Records from a data collection:
-- -- --

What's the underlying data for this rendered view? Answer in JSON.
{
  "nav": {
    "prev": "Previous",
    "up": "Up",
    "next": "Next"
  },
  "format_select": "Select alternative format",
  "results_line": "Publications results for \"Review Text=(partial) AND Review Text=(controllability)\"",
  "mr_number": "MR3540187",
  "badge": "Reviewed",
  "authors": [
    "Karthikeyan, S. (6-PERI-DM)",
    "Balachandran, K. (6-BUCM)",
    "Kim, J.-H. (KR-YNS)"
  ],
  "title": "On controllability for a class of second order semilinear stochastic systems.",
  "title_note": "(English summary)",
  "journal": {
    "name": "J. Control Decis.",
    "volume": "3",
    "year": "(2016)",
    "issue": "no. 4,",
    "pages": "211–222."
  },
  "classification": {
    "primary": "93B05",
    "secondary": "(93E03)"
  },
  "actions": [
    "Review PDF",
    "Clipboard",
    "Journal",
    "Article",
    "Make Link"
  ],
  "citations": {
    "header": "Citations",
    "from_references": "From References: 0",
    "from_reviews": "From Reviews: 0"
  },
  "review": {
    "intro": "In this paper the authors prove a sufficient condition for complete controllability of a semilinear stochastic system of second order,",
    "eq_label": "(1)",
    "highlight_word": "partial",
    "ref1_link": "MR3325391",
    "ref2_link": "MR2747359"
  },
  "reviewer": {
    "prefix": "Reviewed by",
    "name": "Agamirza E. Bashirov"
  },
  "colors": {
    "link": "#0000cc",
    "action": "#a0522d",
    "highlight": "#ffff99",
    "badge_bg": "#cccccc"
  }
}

-- -- --

- Requirements -
Look above for lines with the word "this" and copy them all.

- Solved exercise -
What's the underlying data for this rendered view? Answer in JSON.
    "intro": "In this paper the authors prove a sufficient condition for complete controllability of a semilinear stochastic system of second order,",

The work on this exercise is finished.